begin Available data

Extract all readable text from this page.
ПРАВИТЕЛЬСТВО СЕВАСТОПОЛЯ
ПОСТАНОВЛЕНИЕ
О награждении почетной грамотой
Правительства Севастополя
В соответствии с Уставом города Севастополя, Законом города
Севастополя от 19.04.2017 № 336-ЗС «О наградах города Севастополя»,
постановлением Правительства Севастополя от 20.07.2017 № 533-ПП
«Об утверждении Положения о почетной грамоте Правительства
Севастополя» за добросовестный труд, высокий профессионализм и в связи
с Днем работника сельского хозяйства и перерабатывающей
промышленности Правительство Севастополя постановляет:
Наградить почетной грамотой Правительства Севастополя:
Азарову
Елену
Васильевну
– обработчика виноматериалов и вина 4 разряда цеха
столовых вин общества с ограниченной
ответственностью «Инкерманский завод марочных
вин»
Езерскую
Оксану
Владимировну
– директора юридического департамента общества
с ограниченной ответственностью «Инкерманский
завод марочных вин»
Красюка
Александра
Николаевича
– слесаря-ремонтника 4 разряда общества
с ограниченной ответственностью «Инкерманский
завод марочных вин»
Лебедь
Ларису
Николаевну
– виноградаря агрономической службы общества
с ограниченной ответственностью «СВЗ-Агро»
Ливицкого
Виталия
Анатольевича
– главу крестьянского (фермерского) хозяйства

end Available data
begin Available data

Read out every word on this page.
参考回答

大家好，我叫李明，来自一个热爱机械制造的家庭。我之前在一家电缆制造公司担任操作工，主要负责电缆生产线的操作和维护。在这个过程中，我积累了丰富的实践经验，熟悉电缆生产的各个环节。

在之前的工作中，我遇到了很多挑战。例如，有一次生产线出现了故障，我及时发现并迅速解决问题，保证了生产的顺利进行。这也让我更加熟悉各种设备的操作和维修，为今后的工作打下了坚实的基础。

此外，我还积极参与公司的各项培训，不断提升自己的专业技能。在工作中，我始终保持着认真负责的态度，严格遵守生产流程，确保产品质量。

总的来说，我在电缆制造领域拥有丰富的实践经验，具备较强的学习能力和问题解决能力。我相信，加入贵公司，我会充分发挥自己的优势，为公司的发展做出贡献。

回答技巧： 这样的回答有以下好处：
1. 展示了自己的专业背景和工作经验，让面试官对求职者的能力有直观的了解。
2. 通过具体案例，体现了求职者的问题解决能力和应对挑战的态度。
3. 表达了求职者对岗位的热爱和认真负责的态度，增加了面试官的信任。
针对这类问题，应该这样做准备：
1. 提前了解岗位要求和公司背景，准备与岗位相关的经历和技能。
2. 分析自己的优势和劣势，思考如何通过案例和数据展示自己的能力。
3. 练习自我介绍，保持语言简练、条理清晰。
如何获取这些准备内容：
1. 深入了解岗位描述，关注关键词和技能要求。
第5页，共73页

end Available data

- _Description of the task_
Filter the entries down to the lines containing "ответственностью". Copy each of those lines.

- _Exercise answer_
ответственностью «Инкерманский завод марочных
с ограниченной ответственностью «Инкерманский
с ограниченной ответственностью «Инкерманский
с ограниченной ответственностью «СВЗ-Агро»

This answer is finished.